Written exercise »
Word for word, quote all of the material, omitting the pictures.
start Extracted records
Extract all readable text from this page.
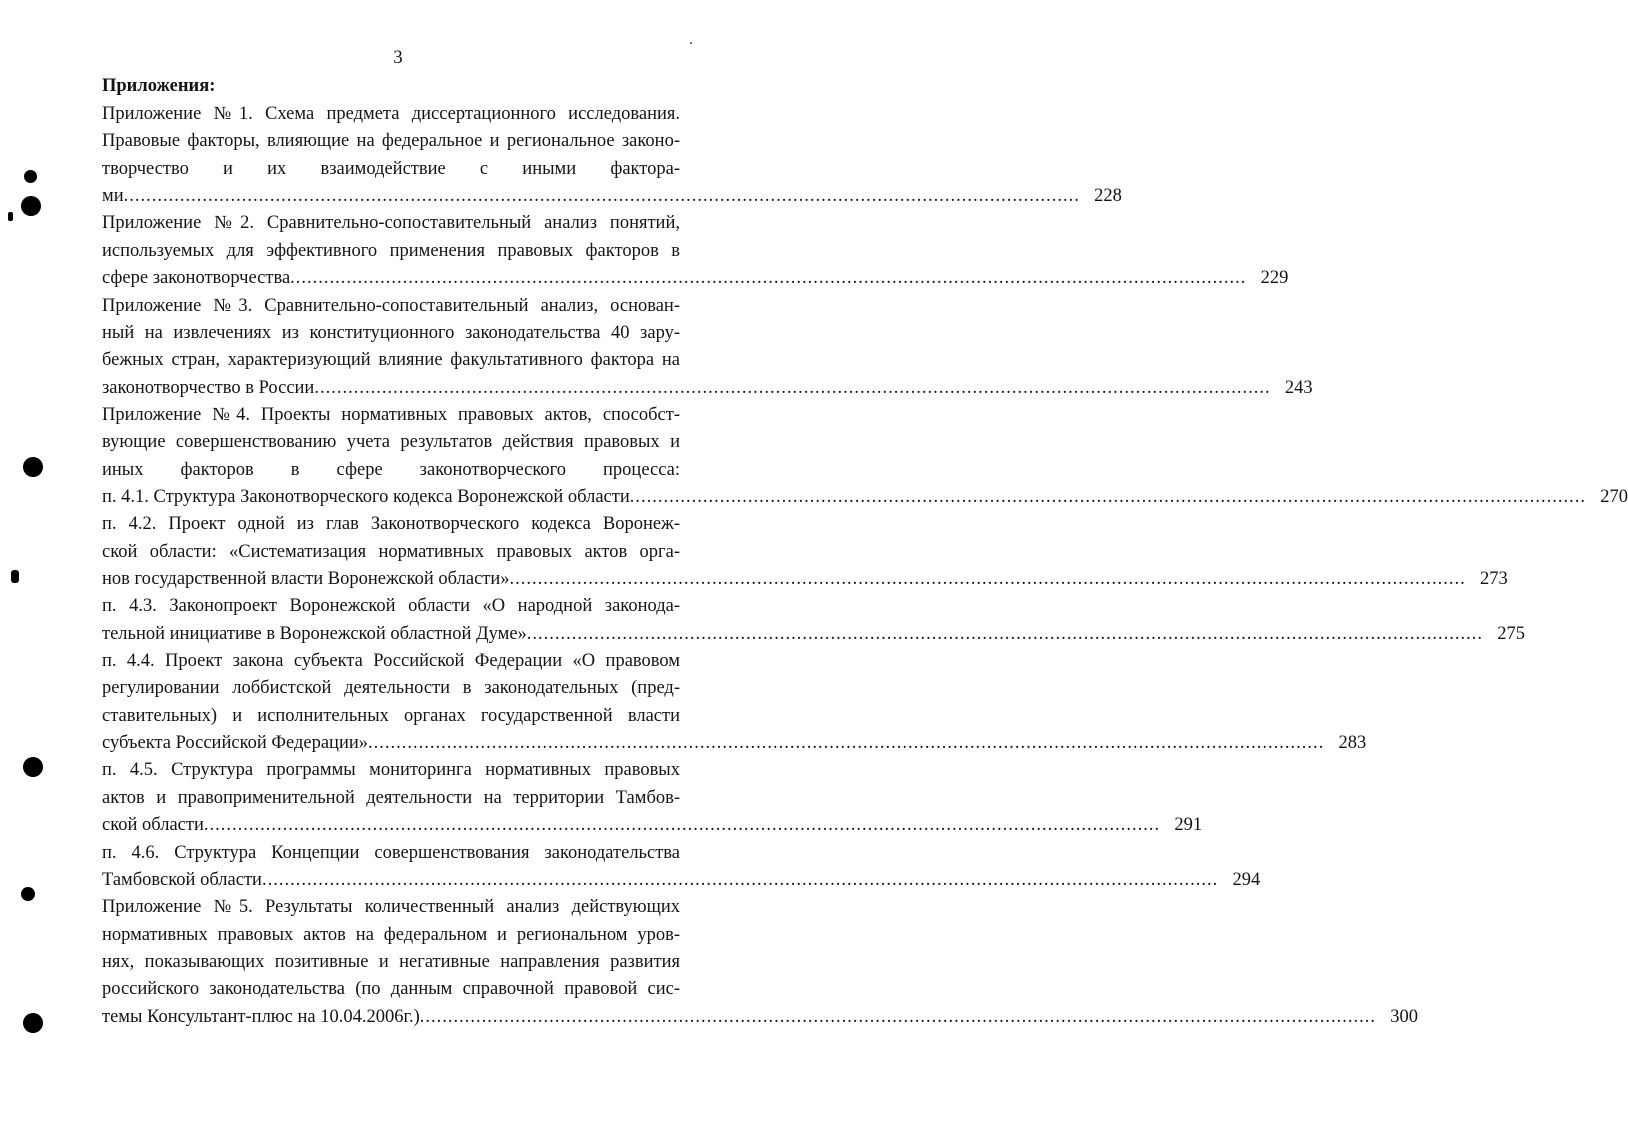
3
Приложения:
Приложение №1. Схема предмета диссертационного исследования.
Правовые факторы, влияющие на федеральное и региональное законо-
творчество и их взаимодействие с иными фактора-
ми .......................................................................................................................................................................... 228
Приложение №2. Сравнительно-сопоставительный анализ понятий,
используемых для эффективного применения правовых факторов в
сфере законотворчества .......................................................................................................................................................................... 229
Приложение №3. Сравнительно-сопоставительный анализ, основан-
ный на извлечениях из конституционного законодательства 40 зару-
бежных стран, характеризующий влияние факультативного фактора на
законотворчество в России .......................................................................................................................................................................... 243
Приложение №4. Проекты нормативных правовых актов, способст-
вующие совершенствованию учета результатов действия правовых и
иных факторов в сфере законотворческого процесса:
п. 4.1. Структура Законотворческого кодекса Воронежской области .......................................................................................................................................................................... 270
п. 4.2. Проект одной из глав Законотворческого кодекса Воронеж-
ской области: «Систематизация нормативных правовых актов орга-
нов государственной власти Воронежской области» .......................................................................................................................................................................... 273
п. 4.3. Законопроект Воронежской области «О народной законода-
тельной инициативе в Воронежской областной Думе» .......................................................................................................................................................................... 275
п. 4.4. Проект закона субъекта Российской Федерации «О правовом
регулировании лоббистской деятельности в законодательных (пред-
ставительных) и исполнительных органах государственной власти
субъекта Российской Федерации» .......................................................................................................................................................................... 283
п. 4.5. Структура программы мониторинга нормативных правовых
актов и правоприменительной деятельности на территории Тамбов-
ской области .......................................................................................................................................................................... 291
п. 4.6. Структура Концепции совершенствования законодательства
Тамбовской области .......................................................................................................................................................................... 294
Приложение №5. Результаты количественный анализ действующих
нормативных правовых актов на федеральном и региональном уров-
нях, показывающих позитивные и негативные направления развития
российского законодательства (по данным справочной правовой сис-
темы Консультант-плюс на 10.04.2006г.) .......................................................................................................................................................................... 300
end Extracted records
Reply »
Extract all readable text from this page.
3
Приложения:
Приложение №1. Схема предмета диссертационного исследования.
Правовые факторы, влияющие на федеральное и региональное законо-
творчество и их взаимодействие с иными фактора-
ми .......................................................................................................................................................................... 228
Приложение №2. Сравнительно-сопоставительный анализ понятий,
используемых для эффективного применения правовых факторов в
сфере законотворчества .......................................................................................................................................................................... 229
Приложение №3. Сравнительно-сопоставительный анализ, основан-
ный на извлечениях из конституционного законодательства 40 зару-
бежных стран, характеризующий влияние факультативного фактора на
законотворчество в России .......................................................................................................................................................................... 243
Приложение №4. Проекты нормативных правовых актов, способст-
вующие совершенствованию учета результатов действия правовых и
иных факторов в сфере законотворческого процесса:
п. 4.1. Структура Законотворческого кодекса Воронежской области .......................................................................................................................................................................... 270
п. 4.2. Проект одной из глав Законотворческого кодекса Воронеж-
ской области: «Систематизация нормативных правовых актов орга-
нов государственной власти Воронежской области» .......................................................................................................................................................................... 273
п. 4.3. Законопроект Воронежской области «О народной законода-
тельной инициативе в Воронежской областной Думе» .......................................................................................................................................................................... 275
п. 4.4. Проект закона субъекта Российской Федерации «О правовом
регулировании лоббистской деятельности в законодательных (пред-
ставительных) и исполнительных органах государственной власти
субъекта Российской Федерации» .......................................................................................................................................................................... 283
п. 4.5. Структура программы мониторинга нормативных правовых
актов и правоприменительной деятельности на территории Тамбов-
ской области .......................................................................................................................................................................... 291
п. 4.6. Структура Концепции совершенствования законодательства
Тамбовской области .......................................................................................................................................................................... 294
Приложение №5. Результаты количественный анализ действующих
нормативных правовых актов на федеральном и региональном уров-
нях, показывающих позитивные и негативные направления развития
российского законодательства (по данным справочной правовой сис-
темы Консультант-плюс на 10.04.2006г.) .......................................................................................................................................................................... 300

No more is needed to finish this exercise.